(Items listed in a dataset)
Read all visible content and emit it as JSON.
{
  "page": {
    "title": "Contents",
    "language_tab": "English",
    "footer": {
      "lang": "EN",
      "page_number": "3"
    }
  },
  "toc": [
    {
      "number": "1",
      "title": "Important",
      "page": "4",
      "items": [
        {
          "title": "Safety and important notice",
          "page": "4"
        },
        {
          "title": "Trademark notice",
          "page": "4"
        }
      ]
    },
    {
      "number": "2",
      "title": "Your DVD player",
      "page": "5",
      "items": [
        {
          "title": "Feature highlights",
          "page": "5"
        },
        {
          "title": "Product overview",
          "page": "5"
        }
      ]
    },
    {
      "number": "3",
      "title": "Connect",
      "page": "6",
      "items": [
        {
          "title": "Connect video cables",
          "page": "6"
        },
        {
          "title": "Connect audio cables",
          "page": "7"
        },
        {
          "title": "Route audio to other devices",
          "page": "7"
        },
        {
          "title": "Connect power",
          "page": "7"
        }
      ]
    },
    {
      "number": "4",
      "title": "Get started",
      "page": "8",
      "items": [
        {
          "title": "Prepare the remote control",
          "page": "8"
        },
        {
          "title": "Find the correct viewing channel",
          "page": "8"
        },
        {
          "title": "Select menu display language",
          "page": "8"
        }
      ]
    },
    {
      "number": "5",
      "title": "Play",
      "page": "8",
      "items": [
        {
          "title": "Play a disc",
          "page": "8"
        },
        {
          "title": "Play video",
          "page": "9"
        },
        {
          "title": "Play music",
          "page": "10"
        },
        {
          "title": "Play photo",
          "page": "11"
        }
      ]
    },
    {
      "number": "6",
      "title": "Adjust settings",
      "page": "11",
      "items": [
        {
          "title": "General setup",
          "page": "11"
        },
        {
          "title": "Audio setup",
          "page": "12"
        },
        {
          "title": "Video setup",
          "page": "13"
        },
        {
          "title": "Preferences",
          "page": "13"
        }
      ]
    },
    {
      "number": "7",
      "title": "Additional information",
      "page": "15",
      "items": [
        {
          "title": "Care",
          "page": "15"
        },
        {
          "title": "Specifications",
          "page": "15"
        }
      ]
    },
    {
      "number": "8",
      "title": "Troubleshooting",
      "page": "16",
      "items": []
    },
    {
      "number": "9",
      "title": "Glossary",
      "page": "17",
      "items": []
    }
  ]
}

Brief:
Copy every line that contains the string "notice".

Exercise result:
          "title": "Safety and important notice",
          "title": "Trademark notice",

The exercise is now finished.